#### TASK TO COMPLETE
What is the number of lines containing the word "country"? Give that number alone.

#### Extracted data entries
----
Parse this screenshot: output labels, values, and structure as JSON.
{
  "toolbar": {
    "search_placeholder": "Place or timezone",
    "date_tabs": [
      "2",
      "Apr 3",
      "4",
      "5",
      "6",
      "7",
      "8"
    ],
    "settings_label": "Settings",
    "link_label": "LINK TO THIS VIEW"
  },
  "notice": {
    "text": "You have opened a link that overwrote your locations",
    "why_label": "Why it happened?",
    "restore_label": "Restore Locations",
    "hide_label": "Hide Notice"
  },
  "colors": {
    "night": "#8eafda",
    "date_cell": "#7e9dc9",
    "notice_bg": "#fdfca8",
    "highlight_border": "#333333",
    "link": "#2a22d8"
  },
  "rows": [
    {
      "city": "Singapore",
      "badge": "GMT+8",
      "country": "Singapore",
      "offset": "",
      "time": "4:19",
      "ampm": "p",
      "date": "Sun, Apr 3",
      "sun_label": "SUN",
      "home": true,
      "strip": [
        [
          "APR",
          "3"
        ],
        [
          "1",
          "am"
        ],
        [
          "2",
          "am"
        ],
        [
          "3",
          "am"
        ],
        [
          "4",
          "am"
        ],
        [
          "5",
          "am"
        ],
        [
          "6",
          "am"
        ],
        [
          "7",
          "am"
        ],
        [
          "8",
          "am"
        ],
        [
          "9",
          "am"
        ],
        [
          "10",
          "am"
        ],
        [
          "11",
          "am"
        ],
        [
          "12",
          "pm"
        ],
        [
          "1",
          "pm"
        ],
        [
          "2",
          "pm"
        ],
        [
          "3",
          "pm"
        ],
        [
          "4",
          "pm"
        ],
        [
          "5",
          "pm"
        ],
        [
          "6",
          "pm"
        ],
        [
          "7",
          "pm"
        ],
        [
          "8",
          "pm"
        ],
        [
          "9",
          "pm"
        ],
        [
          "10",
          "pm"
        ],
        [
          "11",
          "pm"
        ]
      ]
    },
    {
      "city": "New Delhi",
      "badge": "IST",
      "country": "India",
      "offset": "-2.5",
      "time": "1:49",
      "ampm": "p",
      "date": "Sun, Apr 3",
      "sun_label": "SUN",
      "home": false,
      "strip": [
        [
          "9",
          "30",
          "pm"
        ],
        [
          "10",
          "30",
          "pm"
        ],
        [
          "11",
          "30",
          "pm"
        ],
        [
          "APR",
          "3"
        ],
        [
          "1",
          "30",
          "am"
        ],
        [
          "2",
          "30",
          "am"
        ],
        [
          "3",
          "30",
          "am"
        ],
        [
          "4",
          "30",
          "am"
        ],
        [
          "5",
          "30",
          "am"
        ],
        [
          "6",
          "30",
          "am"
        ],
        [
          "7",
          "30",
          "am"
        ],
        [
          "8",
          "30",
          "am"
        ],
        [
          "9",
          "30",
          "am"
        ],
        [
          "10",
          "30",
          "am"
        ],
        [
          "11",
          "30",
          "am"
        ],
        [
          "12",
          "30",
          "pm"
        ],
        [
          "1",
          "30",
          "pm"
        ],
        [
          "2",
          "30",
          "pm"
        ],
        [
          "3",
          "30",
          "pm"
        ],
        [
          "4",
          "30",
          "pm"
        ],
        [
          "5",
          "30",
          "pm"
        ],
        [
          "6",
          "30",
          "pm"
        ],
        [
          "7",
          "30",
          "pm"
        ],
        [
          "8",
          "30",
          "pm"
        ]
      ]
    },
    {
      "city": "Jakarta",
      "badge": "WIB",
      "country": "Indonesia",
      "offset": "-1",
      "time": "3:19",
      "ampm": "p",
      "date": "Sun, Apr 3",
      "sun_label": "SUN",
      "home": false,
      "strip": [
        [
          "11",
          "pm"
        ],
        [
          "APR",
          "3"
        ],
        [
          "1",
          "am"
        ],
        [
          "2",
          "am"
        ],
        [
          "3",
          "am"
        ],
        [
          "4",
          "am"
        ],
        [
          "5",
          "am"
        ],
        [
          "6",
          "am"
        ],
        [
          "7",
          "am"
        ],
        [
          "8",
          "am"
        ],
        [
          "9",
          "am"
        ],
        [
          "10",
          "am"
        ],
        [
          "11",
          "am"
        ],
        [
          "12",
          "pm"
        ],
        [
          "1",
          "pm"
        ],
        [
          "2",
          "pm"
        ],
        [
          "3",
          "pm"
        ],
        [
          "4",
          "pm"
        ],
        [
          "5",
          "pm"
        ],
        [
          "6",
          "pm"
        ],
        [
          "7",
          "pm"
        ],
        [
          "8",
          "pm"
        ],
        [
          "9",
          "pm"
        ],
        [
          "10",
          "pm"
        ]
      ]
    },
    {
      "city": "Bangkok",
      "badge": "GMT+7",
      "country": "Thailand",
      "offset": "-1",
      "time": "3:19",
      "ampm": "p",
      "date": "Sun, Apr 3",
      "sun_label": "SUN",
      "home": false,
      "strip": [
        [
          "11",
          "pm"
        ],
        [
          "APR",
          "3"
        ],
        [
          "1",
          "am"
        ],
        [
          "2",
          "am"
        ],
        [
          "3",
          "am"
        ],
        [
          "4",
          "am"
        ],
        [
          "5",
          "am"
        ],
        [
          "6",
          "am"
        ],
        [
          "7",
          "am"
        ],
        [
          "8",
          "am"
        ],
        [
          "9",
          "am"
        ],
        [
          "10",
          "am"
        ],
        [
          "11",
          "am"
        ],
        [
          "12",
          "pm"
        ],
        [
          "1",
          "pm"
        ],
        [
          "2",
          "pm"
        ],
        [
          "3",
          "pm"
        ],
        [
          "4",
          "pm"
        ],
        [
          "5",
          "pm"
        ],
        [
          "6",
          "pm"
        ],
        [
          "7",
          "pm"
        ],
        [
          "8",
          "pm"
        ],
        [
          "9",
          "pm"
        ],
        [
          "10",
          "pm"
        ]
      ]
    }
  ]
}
----
#### REPLY
4